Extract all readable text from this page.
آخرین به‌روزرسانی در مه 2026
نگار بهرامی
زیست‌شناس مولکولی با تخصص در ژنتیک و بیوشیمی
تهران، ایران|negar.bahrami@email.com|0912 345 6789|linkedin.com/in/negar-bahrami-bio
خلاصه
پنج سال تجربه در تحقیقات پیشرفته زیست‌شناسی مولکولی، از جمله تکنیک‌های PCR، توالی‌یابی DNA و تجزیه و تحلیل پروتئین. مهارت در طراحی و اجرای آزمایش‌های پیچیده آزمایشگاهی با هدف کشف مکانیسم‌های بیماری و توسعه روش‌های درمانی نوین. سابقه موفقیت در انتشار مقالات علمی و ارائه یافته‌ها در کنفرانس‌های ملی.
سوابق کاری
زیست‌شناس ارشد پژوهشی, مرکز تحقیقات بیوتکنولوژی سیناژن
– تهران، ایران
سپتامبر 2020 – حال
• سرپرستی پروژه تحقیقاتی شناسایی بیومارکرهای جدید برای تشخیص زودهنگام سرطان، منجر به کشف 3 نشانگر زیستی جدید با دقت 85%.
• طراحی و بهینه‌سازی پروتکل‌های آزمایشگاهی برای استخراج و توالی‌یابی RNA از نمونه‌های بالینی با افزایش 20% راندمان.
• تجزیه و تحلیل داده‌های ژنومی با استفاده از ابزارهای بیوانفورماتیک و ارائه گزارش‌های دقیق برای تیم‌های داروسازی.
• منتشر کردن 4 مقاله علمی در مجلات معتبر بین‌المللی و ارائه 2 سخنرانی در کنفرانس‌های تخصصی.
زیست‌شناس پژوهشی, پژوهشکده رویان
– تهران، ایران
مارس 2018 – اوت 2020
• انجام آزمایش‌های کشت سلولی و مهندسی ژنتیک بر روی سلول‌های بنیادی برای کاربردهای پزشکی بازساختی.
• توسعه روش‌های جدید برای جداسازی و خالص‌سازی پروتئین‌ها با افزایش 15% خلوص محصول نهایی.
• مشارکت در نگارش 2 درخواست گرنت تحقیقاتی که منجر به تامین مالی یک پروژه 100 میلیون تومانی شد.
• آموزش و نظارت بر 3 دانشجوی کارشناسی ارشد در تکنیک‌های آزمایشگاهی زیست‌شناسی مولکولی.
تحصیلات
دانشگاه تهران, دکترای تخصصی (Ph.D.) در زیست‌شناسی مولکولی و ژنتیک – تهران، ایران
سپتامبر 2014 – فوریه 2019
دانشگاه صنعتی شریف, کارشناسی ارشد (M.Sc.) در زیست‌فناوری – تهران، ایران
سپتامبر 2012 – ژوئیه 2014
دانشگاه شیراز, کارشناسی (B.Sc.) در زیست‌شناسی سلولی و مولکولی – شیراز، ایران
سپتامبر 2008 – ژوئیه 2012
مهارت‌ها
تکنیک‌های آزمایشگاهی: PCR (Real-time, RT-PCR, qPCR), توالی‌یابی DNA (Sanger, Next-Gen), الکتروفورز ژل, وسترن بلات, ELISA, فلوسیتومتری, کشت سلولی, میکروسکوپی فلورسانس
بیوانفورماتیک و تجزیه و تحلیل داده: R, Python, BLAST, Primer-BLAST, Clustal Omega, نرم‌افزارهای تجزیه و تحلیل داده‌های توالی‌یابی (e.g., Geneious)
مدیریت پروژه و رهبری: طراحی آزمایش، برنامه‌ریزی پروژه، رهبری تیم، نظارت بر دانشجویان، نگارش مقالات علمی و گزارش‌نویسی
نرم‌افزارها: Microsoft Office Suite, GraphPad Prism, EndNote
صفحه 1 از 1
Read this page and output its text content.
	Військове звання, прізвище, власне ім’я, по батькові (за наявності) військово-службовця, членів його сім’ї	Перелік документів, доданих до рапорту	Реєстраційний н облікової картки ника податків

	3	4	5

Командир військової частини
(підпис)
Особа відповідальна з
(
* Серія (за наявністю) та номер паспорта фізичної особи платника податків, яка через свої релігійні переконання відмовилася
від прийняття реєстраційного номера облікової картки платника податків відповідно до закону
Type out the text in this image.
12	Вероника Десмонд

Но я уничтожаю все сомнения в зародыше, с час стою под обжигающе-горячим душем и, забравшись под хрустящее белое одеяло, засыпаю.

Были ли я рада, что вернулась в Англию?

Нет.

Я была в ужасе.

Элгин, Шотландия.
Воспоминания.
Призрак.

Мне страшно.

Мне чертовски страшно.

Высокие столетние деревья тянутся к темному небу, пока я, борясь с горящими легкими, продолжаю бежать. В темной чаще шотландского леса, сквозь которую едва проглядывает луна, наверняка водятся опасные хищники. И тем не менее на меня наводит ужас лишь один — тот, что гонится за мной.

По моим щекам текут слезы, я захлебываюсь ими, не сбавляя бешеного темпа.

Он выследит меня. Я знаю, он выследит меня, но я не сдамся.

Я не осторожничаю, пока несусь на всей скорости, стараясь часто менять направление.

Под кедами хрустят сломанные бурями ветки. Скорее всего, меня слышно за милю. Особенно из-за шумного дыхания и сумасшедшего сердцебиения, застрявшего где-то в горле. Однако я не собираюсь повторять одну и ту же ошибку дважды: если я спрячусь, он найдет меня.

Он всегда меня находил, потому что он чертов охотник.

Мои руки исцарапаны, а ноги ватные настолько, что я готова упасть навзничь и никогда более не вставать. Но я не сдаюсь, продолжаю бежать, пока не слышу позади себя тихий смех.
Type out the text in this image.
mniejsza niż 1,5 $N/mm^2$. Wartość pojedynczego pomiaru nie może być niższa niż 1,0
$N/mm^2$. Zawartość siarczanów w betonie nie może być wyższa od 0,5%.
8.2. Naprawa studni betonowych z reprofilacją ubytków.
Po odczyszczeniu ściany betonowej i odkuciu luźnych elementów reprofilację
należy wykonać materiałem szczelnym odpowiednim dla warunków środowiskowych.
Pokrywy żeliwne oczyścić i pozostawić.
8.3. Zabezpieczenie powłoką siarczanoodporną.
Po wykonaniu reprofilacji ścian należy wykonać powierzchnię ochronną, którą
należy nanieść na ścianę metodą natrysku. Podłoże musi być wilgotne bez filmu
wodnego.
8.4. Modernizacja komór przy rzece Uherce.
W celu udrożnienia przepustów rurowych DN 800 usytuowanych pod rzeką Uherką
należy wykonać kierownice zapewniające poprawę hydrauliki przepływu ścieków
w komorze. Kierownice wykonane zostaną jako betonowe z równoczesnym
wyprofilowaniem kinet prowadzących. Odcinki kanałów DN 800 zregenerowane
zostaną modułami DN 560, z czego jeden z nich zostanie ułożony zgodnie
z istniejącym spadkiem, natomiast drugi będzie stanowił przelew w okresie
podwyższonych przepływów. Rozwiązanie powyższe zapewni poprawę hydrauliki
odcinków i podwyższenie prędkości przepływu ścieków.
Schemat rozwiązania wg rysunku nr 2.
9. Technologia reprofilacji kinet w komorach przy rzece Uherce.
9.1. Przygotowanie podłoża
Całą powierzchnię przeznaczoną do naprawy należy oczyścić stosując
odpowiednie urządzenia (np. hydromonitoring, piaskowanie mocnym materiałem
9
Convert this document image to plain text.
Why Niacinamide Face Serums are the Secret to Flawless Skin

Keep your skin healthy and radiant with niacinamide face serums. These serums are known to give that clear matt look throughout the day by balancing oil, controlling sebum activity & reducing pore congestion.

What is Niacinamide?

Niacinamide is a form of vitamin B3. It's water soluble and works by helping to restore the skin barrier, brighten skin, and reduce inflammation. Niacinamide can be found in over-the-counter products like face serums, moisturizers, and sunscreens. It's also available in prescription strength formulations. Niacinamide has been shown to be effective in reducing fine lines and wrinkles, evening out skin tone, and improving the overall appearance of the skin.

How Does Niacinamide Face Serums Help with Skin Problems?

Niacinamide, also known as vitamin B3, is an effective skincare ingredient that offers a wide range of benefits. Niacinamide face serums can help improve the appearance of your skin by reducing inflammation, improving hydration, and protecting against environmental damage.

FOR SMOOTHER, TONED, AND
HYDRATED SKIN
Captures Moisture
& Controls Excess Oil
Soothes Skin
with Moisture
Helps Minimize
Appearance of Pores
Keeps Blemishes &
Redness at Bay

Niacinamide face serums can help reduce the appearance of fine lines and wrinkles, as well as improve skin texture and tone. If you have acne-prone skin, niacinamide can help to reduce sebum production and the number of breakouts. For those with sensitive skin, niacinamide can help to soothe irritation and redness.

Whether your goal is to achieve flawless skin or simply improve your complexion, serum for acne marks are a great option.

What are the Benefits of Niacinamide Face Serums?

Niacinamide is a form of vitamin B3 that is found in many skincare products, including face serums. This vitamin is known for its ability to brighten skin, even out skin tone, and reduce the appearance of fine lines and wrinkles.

────────────────

## SET EXERCISE
Copy out all lines where the word "منجر" appears.

## OUTPUT
• سرپرستی پروژه تحقیقاتی شناسایی بیومارکرهای جدید برای تشخیص زودهنگام سرطان، منجر به کشف 3 نشانگر زیستی جدید با دقت 85%.
• مشارکت در نگارش 2 درخواست گرنت تحقیقاتی که منجر به تامین مالی یک پروژه 100 میلیون تومانی شد.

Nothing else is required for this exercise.